Data for processing:
-*-*-

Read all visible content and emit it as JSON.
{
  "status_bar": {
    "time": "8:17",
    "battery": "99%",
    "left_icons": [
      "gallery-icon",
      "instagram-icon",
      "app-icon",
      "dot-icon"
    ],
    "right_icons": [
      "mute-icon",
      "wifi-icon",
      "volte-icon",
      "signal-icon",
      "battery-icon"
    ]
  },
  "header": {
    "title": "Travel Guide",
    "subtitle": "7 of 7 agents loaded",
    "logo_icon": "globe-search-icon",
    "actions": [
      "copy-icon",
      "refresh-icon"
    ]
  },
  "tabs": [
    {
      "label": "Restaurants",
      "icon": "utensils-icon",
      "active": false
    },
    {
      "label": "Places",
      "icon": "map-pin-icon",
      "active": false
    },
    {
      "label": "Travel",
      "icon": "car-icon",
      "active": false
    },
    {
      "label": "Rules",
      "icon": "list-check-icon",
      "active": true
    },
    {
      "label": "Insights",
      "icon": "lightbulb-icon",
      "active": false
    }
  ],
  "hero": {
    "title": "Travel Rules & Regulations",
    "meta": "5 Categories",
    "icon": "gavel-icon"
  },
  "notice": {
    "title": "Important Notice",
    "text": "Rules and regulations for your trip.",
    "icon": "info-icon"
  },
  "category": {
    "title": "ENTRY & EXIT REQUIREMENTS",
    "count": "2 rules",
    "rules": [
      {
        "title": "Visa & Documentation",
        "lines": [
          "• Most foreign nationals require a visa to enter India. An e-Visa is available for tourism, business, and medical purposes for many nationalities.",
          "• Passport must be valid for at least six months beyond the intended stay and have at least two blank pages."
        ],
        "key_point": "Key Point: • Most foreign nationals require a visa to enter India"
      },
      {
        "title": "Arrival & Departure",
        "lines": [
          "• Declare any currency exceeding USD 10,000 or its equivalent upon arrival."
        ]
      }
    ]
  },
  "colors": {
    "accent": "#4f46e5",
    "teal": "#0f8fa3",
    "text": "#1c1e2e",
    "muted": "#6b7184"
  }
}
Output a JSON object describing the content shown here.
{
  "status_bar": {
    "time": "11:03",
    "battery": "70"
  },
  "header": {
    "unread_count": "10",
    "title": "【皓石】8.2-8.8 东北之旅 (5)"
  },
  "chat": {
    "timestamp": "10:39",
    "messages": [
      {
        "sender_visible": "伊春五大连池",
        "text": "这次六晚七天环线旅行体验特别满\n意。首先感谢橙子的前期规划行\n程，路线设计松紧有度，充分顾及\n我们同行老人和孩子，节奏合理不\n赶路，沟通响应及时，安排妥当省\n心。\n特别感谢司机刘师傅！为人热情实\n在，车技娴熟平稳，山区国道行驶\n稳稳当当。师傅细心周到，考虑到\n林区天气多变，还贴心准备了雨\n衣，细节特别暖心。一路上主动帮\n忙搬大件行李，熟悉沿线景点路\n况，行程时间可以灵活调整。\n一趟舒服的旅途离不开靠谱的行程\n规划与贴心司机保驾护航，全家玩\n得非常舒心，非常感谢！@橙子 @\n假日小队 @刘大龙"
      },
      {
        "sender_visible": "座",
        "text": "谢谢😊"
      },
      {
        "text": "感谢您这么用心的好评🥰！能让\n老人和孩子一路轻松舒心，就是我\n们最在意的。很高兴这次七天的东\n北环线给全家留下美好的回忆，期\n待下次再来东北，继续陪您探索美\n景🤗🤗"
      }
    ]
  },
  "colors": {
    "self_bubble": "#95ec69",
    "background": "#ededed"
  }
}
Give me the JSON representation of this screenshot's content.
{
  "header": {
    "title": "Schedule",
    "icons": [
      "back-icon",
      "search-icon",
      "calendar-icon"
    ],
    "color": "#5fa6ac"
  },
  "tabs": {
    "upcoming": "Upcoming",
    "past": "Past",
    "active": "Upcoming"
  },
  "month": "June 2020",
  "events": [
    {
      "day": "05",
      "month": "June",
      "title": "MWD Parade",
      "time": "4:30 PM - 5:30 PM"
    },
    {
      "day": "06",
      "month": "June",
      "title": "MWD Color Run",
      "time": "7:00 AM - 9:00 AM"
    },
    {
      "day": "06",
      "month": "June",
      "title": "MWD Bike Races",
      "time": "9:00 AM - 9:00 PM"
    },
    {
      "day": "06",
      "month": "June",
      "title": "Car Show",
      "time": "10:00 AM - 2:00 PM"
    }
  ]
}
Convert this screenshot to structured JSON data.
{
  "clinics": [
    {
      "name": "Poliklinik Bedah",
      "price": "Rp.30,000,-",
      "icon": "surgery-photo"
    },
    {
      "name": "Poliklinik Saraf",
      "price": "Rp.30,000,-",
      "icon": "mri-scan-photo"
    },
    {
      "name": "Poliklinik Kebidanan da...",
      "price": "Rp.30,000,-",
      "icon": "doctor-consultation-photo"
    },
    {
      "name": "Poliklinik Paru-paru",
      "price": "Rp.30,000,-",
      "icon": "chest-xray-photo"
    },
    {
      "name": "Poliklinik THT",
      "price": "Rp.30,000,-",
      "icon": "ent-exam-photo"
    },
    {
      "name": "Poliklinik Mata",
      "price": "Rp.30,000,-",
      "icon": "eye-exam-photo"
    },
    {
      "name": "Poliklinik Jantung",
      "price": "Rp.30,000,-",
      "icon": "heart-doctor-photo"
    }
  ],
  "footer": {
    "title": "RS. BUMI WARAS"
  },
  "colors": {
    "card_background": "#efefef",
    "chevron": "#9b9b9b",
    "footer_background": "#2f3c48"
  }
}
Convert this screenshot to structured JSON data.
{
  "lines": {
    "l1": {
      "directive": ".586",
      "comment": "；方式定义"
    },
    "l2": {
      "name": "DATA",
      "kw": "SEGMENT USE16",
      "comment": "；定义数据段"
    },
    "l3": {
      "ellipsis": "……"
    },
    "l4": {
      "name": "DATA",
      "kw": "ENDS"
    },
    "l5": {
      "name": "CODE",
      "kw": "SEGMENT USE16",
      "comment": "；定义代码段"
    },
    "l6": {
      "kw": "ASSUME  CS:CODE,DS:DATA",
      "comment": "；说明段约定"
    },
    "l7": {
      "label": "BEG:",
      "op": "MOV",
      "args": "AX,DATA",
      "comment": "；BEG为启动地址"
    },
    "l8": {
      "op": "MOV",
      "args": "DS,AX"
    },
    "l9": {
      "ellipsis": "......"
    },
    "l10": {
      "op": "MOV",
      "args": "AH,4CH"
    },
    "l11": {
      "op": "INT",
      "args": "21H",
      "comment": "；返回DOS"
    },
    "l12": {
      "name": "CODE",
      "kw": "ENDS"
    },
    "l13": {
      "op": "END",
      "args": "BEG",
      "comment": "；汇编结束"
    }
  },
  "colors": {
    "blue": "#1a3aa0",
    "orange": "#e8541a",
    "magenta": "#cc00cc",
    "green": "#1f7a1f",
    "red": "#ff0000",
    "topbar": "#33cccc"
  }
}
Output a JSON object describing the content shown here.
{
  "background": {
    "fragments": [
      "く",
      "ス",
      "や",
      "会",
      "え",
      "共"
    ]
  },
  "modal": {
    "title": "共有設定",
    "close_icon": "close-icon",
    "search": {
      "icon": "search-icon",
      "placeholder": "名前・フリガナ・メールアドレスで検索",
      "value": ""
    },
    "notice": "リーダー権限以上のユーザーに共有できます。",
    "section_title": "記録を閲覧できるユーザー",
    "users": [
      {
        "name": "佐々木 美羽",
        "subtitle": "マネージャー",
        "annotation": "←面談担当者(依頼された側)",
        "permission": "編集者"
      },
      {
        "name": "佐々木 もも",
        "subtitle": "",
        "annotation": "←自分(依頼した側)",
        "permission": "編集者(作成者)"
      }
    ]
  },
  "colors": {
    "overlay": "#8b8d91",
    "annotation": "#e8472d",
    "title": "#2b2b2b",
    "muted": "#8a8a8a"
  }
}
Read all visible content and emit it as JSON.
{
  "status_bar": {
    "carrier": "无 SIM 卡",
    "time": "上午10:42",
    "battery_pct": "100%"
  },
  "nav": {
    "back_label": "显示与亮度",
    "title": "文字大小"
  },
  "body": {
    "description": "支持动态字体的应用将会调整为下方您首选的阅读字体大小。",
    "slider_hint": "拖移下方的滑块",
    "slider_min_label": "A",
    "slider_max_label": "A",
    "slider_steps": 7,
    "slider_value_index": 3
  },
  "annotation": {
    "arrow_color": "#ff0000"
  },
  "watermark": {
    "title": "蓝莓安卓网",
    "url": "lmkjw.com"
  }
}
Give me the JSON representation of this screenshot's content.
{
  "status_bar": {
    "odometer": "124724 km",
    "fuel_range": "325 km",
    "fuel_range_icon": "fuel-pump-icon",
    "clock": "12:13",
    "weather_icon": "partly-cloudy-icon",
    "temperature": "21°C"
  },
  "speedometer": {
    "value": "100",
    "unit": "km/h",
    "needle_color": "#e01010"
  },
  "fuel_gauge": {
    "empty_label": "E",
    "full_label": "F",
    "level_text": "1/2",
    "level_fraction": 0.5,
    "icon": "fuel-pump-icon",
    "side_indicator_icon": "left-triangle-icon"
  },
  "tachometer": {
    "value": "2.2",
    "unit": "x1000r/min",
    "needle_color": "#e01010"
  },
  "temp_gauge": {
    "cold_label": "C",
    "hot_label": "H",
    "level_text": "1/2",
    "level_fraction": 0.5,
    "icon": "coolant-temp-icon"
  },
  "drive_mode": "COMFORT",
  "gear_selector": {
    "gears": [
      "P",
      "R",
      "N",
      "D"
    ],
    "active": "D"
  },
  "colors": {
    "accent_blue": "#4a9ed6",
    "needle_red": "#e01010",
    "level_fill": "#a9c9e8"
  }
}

-*-*-

What is required: Find and copy each line above that includes the string "comment".

Response to the task:
      "comment": "；方式定义"
      "comment": "；定义数据段"
      "comment": "；定义代码段"
      "comment": "；说明段约定"
      "comment": "；BEG为启动地址"
      "comment": "；返回DOS"
      "comment": "；汇编结束"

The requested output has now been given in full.